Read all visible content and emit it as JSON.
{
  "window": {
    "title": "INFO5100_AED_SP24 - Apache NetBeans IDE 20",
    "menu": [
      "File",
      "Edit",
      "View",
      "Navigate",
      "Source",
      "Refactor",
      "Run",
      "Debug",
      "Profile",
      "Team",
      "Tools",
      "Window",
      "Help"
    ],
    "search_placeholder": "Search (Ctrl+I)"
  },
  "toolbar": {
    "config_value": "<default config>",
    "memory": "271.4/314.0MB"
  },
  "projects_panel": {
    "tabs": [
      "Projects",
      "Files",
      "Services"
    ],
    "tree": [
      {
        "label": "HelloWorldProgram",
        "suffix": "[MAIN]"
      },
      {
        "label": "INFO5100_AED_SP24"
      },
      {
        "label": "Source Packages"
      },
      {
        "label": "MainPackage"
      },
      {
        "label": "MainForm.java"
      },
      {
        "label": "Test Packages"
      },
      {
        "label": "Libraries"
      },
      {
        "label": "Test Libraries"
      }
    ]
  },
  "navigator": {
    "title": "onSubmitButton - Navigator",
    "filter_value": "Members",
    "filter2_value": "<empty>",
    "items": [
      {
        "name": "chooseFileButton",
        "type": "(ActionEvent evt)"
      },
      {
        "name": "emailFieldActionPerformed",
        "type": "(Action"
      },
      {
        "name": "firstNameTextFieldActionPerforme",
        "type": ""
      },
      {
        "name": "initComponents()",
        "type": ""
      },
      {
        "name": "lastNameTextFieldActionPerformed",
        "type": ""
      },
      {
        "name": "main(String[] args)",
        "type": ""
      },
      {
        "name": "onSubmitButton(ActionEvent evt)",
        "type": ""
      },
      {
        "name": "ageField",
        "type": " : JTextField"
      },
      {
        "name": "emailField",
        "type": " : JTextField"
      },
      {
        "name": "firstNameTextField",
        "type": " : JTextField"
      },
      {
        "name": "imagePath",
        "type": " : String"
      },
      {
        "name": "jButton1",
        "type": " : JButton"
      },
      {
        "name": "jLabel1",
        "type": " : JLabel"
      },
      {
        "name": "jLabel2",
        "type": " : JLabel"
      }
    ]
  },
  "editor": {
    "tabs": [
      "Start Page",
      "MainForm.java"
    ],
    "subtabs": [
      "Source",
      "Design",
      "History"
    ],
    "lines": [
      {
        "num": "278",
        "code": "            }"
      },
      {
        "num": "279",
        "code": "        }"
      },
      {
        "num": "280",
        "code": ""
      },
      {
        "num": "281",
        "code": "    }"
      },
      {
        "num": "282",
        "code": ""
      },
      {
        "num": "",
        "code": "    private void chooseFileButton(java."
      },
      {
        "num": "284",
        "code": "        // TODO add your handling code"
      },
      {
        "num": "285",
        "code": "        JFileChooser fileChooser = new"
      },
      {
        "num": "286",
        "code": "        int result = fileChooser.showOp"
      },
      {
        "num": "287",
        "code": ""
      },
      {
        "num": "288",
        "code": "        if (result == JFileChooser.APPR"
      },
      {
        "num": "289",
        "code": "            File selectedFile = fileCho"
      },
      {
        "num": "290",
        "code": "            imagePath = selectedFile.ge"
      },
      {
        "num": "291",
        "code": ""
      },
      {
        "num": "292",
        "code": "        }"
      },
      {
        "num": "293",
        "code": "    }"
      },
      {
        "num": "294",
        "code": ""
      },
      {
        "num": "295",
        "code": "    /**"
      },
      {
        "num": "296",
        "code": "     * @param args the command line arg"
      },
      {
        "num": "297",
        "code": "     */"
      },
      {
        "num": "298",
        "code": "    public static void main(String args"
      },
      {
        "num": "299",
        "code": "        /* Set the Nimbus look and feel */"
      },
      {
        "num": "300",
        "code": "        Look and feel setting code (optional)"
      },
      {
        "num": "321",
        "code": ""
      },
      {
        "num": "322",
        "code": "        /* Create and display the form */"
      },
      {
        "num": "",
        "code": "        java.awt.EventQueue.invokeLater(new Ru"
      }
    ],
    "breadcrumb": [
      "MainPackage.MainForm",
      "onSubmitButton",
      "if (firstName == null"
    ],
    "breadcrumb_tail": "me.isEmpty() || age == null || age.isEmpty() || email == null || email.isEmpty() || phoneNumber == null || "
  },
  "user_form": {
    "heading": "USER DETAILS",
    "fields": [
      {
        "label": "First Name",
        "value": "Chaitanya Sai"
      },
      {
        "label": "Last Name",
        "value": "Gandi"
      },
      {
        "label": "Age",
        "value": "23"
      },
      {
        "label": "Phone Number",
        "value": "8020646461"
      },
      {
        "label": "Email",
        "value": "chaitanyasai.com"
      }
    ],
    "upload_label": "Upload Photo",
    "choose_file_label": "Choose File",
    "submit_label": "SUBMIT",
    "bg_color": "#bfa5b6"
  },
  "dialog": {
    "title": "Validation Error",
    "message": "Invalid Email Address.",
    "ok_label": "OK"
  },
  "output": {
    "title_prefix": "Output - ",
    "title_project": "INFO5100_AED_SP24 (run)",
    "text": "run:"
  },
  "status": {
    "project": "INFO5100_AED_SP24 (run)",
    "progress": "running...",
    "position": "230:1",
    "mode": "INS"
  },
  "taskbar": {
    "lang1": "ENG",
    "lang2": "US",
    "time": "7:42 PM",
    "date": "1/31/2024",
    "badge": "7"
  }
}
----
**Written problem**
Transcribe every record above exactly as it appears.

**Task solution**
Read all visible content and emit it as JSON.
{
  "window": {
    "title": "INFO5100_AED_SP24 - Apache NetBeans IDE 20",
    "menu": [
      "File",
      "Edit",
      "View",
      "Navigate",
      "Source",
      "Refactor",
      "Run",
      "Debug",
      "Profile",
      "Team",
      "Tools",
      "Window",
      "Help"
    ],
    "search_placeholder": "Search (Ctrl+I)"
  },
  "toolbar": {
    "config_value": "<default config>",
    "memory": "271.4/314.0MB"
  },
  "projects_panel": {
    "tabs": [
      "Projects",
      "Files",
      "Services"
    ],
    "tree": [
      {
        "label": "HelloWorldProgram",
        "suffix": "[MAIN]"
      },
      {
        "label": "INFO5100_AED_SP24"
      },
      {
        "label": "Source Packages"
      },
      {
        "label": "MainPackage"
      },
      {
        "label": "MainForm.java"
      },
      {
        "label": "Test Packages"
      },
      {
        "label": "Libraries"
      },
      {
        "label": "Test Libraries"
      }
    ]
  },
  "navigator": {
    "title": "onSubmitButton - Navigator",
    "filter_value": "Members",
    "filter2_value": "<empty>",
    "items": [
      {
        "name": "chooseFileButton",
        "type": "(ActionEvent evt)"
      },
      {
        "name": "emailFieldActionPerformed",
        "type": "(Action"
      },
      {
        "name": "firstNameTextFieldActionPerforme",
        "type": ""
      },
      {
        "name": "initComponents()",
        "type": ""
      },
      {
        "name": "lastNameTextFieldActionPerformed",
        "type": ""
      },
      {
        "name": "main(String[] args)",
        "type": ""
      },
      {
        "name": "onSubmitButton(ActionEvent evt)",
        "type": ""
      },
      {
        "name": "ageField",
        "type": " : JTextField"
      },
      {
        "name": "emailField",
        "type": " : JTextField"
      },
      {
        "name": "firstNameTextField",
        "type": " : JTextField"
      },
      {
        "name": "imagePath",
        "type": " : String"
      },
      {
        "name": "jButton1",
        "type": " : JButton"
      },
      {
        "name": "jLabel1",
        "type": " : JLabel"
      },
      {
        "name": "jLabel2",
        "type": " : JLabel"
      }
    ]
  },
  "editor": {
    "tabs": [
      "Start Page",
      "MainForm.java"
    ],
    "subtabs": [
      "Source",
      "Design",
      "History"
    ],
    "lines": [
      {
        "num": "278",
        "code": "            }"
      },
      {
        "num": "279",
        "code": "        }"
      },
      {
        "num": "280",
        "code": ""
      },
      {
        "num": "281",
        "code": "    }"
      },
      {
        "num": "282",
        "code": ""
      },
      {
        "num": "",
        "code": "    private void chooseFileButton(java."
      },
      {
        "num": "284",
        "code": "        // TODO add your handling code"
      },
      {
        "num": "285",
        "code": "        JFileChooser fileChooser = new"
      },
      {
        "num": "286",
        "code": "        int result = fileChooser.showOp"
      },
      {
        "num": "287",
        "code": ""
      },
      {
        "num": "288",
        "code": "        if (result == JFileChooser.APPR"
      },
      {
        "num": "289",
        "code": "            File selectedFile = fileCho"
      },
      {
        "num": "290",
        "code": "            imagePath = selectedFile.ge"
      },
      {
        "num": "291",
        "code": ""
      },
      {
        "num": "292",
        "code": "        }"
      },
      {
        "num": "293",
        "code": "    }"
      },
      {
        "num": "294",
        "code": ""
      },
      {
        "num": "295",
        "code": "    /**"
      },
      {
        "num": "296",
        "code": "     * @param args the command line arg"
      },
      {
        "num": "297",
        "code": "     */"
      },
      {
        "num": "298",
        "code": "    public static void main(String args"
      },
      {
        "num": "299",
        "code": "        /* Set the Nimbus look and feel */"
      },
      {
        "num": "300",
        "code": "        Look and feel setting code (optional)"
      },
      {
        "num": "321",
        "code": ""
      },
      {
        "num": "322",
        "code": "        /* Create and display the form */"
      },
      {
        "num": "",
        "code": "        java.awt.EventQueue.invokeLater(new Ru"
      }
    ],
    "breadcrumb": [
      "MainPackage.MainForm",
      "onSubmitButton",
      "if (firstName == null"
    ],
    "breadcrumb_tail": "me.isEmpty() || age == null || age.isEmpty() || email == null || email.isEmpty() || phoneNumber == null || "
  },
  "user_form": {
    "heading": "USER DETAILS",
    "fields": [
      {
        "label": "First Name",
        "value": "Chaitanya Sai"
      },
      {
        "label": "Last Name",
        "value": "Gandi"
      },
      {
        "label": "Age",
        "value": "23"
      },
      {
        "label": "Phone Number",
        "value": "8020646461"
      },
      {
        "label": "Email",
        "value": "chaitanyasai.com"
      }
    ],
    "upload_label": "Upload Photo",
    "choose_file_label": "Choose File",
    "submit_label": "SUBMIT",
    "bg_color": "#bfa5b6"
  },
  "dialog": {
    "title": "Validation Error",
    "message": "Invalid Email Address.",
    "ok_label": "OK"
  },
  "output": {
    "title_prefix": "Output - ",
    "title_project": "INFO5100_AED_SP24 (run)",
    "text": "run:"
  },
  "status": {
    "project": "INFO5100_AED_SP24 (run)",
    "progress": "running...",
    "position": "230:1",
    "mode": "INS"
  },
  "taskbar": {
    "lang1": "ENG",
    "lang2": "US",
    "time": "7:42 PM",
    "date": "1/31/2024",
    "badge": "7"
  }
}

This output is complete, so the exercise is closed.